Required work: Go through the entries below and write each one out exactly.
-=-=-
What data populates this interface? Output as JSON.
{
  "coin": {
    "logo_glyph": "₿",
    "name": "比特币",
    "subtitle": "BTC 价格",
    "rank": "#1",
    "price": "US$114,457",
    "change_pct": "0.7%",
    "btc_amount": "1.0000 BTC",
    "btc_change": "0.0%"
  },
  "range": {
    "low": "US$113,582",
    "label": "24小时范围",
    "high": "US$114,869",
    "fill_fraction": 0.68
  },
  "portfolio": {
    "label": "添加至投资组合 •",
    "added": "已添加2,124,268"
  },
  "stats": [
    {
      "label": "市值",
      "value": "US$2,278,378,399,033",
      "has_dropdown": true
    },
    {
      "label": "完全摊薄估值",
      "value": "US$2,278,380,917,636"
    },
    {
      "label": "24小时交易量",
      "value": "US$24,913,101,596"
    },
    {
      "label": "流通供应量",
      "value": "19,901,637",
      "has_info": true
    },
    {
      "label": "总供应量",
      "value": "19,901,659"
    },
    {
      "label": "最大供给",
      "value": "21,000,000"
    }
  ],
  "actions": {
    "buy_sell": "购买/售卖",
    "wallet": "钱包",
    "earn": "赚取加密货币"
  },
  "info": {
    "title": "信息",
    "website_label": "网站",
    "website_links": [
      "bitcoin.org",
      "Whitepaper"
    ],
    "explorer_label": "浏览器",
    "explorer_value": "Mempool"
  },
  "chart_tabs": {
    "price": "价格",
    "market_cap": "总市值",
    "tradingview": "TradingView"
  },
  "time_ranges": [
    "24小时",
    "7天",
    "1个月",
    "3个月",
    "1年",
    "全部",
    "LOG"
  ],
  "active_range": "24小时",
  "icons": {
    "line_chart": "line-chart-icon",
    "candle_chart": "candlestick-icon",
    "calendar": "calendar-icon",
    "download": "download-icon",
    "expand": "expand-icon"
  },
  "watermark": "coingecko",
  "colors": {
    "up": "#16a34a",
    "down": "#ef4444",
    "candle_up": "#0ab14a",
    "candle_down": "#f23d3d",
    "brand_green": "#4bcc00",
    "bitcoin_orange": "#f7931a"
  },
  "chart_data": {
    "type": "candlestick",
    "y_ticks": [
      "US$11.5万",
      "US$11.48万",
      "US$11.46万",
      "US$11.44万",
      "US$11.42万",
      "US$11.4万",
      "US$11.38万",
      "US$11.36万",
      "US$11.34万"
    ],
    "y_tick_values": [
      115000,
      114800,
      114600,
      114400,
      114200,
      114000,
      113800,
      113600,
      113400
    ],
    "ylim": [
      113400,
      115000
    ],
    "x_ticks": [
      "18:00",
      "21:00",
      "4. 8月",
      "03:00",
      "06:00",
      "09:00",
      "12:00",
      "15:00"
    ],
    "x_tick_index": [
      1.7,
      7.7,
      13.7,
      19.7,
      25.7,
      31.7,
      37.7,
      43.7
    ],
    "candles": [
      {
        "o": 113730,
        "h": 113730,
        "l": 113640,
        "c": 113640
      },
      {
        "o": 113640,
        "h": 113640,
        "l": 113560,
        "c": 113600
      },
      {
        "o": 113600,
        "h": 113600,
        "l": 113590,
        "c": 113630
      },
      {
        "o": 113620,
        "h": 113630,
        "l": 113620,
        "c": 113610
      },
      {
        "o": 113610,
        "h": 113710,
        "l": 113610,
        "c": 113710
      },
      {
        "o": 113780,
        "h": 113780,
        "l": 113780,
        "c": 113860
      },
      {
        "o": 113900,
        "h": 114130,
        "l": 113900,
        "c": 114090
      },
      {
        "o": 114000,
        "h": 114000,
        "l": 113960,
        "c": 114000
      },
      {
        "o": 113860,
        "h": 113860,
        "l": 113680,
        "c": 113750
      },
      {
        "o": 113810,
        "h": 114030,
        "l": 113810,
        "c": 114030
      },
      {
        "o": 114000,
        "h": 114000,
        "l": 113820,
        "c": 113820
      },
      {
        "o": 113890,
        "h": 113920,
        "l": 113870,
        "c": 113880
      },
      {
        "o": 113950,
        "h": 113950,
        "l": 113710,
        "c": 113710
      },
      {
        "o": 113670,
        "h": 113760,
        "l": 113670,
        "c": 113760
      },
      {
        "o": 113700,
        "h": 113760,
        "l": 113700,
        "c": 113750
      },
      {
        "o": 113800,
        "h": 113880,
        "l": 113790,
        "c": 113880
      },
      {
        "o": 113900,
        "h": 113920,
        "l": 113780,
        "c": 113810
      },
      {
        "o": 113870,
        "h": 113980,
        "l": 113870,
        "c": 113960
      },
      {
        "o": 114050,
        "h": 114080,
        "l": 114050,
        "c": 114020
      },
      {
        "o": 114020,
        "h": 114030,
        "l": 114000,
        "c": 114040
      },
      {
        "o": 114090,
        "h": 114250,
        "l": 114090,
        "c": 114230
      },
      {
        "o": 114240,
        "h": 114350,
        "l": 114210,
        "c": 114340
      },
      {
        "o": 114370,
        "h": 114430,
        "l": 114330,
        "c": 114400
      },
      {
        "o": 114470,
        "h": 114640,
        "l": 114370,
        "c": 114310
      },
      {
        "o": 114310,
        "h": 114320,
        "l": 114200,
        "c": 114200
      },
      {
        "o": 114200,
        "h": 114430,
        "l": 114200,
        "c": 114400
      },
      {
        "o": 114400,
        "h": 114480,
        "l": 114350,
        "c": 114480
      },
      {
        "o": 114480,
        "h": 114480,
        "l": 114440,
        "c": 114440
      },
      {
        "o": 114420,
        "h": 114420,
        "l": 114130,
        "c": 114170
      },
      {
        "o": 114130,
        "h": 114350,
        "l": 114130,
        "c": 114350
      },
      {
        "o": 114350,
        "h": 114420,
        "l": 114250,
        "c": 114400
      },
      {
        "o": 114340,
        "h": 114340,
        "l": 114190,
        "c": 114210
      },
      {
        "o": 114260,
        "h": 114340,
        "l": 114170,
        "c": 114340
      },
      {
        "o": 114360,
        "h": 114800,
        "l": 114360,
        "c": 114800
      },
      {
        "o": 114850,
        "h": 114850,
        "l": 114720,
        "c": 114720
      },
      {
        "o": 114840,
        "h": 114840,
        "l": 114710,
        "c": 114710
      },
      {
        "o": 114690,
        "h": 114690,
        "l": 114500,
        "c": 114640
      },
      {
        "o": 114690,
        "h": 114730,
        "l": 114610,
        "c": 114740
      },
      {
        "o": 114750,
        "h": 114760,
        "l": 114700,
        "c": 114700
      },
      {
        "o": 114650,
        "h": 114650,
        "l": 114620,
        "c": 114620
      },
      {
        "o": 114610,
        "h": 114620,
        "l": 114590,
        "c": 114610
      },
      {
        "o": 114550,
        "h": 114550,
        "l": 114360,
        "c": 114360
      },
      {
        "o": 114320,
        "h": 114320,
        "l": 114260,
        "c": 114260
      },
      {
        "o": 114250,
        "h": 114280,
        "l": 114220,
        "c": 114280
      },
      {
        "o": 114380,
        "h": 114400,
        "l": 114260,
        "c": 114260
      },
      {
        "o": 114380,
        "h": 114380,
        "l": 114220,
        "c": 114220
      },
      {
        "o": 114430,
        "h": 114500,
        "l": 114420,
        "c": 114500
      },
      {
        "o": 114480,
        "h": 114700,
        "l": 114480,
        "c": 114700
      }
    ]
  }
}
-=-=-
The solution:
What data populates this interface? Output as JSON.
{
  "coin": {
    "logo_glyph": "₿",
    "name": "比特币",
    "subtitle": "BTC 价格",
    "rank": "#1",
    "price": "US$114,457",
    "change_pct": "0.7%",
    "btc_amount": "1.0000 BTC",
    "btc_change": "0.0%"
  },
  "range": {
    "low": "US$113,582",
    "label": "24小时范围",
    "high": "US$114,869",
    "fill_fraction": 0.68
  },
  "portfolio": {
    "label": "添加至投资组合 •",
    "added": "已添加2,124,268"
  },
  "stats": [
    {
      "label": "市值",
      "value": "US$2,278,378,399,033",
      "has_dropdown": true
    },
    {
      "label": "完全摊薄估值",
      "value": "US$2,278,380,917,636"
    },
    {
      "label": "24小时交易量",
      "value": "US$24,913,101,596"
    },
    {
      "label": "流通供应量",
      "value": "19,901,637",
      "has_info": true
    },
    {
      "label": "总供应量",
      "value": "19,901,659"
    },
    {
      "label": "最大供给",
      "value": "21,000,000"
    }
  ],
  "actions": {
    "buy_sell": "购买/售卖",
    "wallet": "钱包",
    "earn": "赚取加密货币"
  },
  "info": {
    "title": "信息",
    "website_label": "网站",
    "website_links": [
      "bitcoin.org",
      "Whitepaper"
    ],
    "explorer_label": "浏览器",
    "explorer_value": "Mempool"
  },
  "chart_tabs": {
    "price": "价格",
    "market_cap": "总市值",
    "tradingview": "TradingView"
  },
  "time_ranges": [
    "24小时",
    "7天",
    "1个月",
    "3个月",
    "1年",
    "全部",
    "LOG"
  ],
  "active_range": "24小时",
  "icons": {
    "line_chart": "line-chart-icon",
    "candle_chart": "candlestick-icon",
    "calendar": "calendar-icon",
    "download": "download-icon",
    "expand": "expand-icon"
  },
  "watermark": "coingecko",
  "colors": {
    "up": "#16a34a",
    "down": "#ef4444",
    "candle_up": "#0ab14a",
    "candle_down": "#f23d3d",
    "brand_green": "#4bcc00",
    "bitcoin_orange": "#f7931a"
  },
  "chart_data": {
    "type": "candlestick",
    "y_ticks": [
      "US$11.5万",
      "US$11.48万",
      "US$11.46万",
      "US$11.44万",
      "US$11.42万",
      "US$11.4万",
      "US$11.38万",
      "US$11.36万",
      "US$11.34万"
    ],
    "y_tick_values": [
      115000,
      114800,
      114600,
      114400,
      114200,
      114000,
      113800,
      113600,
      113400
    ],
    "ylim": [
      113400,
      115000
    ],
    "x_ticks": [
      "18:00",
      "21:00",
      "4. 8月",
      "03:00",
      "06:00",
      "09:00",
      "12:00",
      "15:00"
    ],
    "x_tick_index": [
      1.7,
      7.7,
      13.7,
      19.7,
      25.7,
      31.7,
      37.7,
      43.7
    ],
    "candles": [
      {
        "o": 113730,
        "h": 113730,
        "l": 113640,
        "c": 113640
      },
      {
        "o": 113640,
        "h": 113640,
        "l": 113560,
        "c": 113600
      },
      {
        "o": 113600,
        "h": 113600,
        "l": 113590,
        "c": 113630
      },
      {
        "o": 113620,
        "h": 113630,
        "l": 113620,
        "c": 113610
      },
      {
        "o": 113610,
        "h": 113710,
        "l": 113610,
        "c": 113710
      },
      {
        "o": 113780,
        "h": 113780,
        "l": 113780,
        "c": 113860
      },
      {
        "o": 113900,
        "h": 114130,
        "l": 113900,
        "c": 114090
      },
      {
        "o": 114000,
        "h": 114000,
        "l": 113960,
        "c": 114000
      },
      {
        "o": 113860,
        "h": 113860,
        "l": 113680,
        "c": 113750
      },
      {
        "o": 113810,
        "h": 114030,
        "l": 113810,
        "c": 114030
      },
      {
        "o": 114000,
        "h": 114000,
        "l": 113820,
        "c": 113820
      },
      {
        "o": 113890,
        "h": 113920,
        "l": 113870,
        "c": 113880
      },
      {
        "o": 113950,
        "h": 113950,
        "l": 113710,
        "c": 113710
      },
      {
        "o": 113670,
        "h": 113760,
        "l": 113670,
        "c": 113760
      },
      {
        "o": 113700,
        "h": 113760,
        "l": 113700,
        "c": 113750
      },
      {
        "o": 113800,
        "h": 113880,
        "l": 113790,
        "c": 113880
      },
      {
        "o": 113900,
        "h": 113920,
        "l": 113780,
        "c": 113810
      },
      {
        "o": 113870,
        "h": 113980,
        "l": 113870,
        "c": 113960
      },
      {
        "o": 114050,
        "h": 114080,
        "l": 114050,
        "c": 114020
      },
      {
        "o": 114020,
        "h": 114030,
        "l": 114000,
        "c": 114040
      },
      {
        "o": 114090,
        "h": 114250,
        "l": 114090,
        "c": 114230
      },
      {
        "o": 114240,
        "h": 114350,
        "l": 114210,
        "c": 114340
      },
      {
        "o": 114370,
        "h": 114430,
        "l": 114330,
        "c": 114400
      },
      {
        "o": 114470,
        "h": 114640,
        "l": 114370,
        "c": 114310
      },
      {
        "o": 114310,
        "h": 114320,
        "l": 114200,
        "c": 114200
      },
      {
        "o": 114200,
        "h": 114430,
        "l": 114200,
        "c": 114400
      },
      {
        "o": 114400,
        "h": 114480,
        "l": 114350,
        "c": 114480
      },
      {
        "o": 114480,
        "h": 114480,
        "l": 114440,
        "c": 114440
      },
      {
        "o": 114420,
        "h": 114420,
        "l": 114130,
        "c": 114170
      },
      {
        "o": 114130,
        "h": 114350,
        "l": 114130,
        "c": 114350
      },
      {
        "o": 114350,
        "h": 114420,
        "l": 114250,
        "c": 114400
      },
      {
        "o": 114340,
        "h": 114340,
        "l": 114190,
        "c": 114210
      },
      {
        "o": 114260,
        "h": 114340,
        "l": 114170,
        "c": 114340
      },
      {
        "o": 114360,
        "h": 114800,
        "l": 114360,
        "c": 114800
      },
      {
        "o": 114850,
        "h": 114850,
        "l": 114720,
        "c": 114720
      },
      {
        "o": 114840,
        "h": 114840,
        "l": 114710,
        "c": 114710
      },
      {
        "o": 114690,
        "h": 114690,
        "l": 114500,
        "c": 114640
      },
      {
        "o": 114690,
        "h": 114730,
        "l": 114610,
        "c": 114740
      },
      {
        "o": 114750,
        "h": 114760,
        "l": 114700,
        "c": 114700
      },
      {
        "o": 114650,
        "h": 114650,
        "l": 114620,
        "c": 114620
      },
      {
        "o": 114610,
        "h": 114620,
        "l": 114590,
        "c": 114610
      },
      {
        "o": 114550,
        "h": 114550,
        "l": 114360,
        "c": 114360
      },
      {
        "o": 114320,
        "h": 114320,
        "l": 114260,
        "c": 114260
      },
      {
        "o": 114250,
        "h": 114280,
        "l": 114220,
        "c": 114280
      },
      {
        "o": 114380,
        "h": 114400,
        "l": 114260,
        "c": 114260
      },
      {
        "o": 114380,
        "h": 114380,
        "l": 114220,
        "c": 114220
      },
      {
        "o": 114430,
        "h": 114500,
        "l": 114420,
        "c": 114500
      },
      {
        "o": 114480,
        "h": 114700,
        "l": 114480,
        "c": 114700
      }
    ]
  }
}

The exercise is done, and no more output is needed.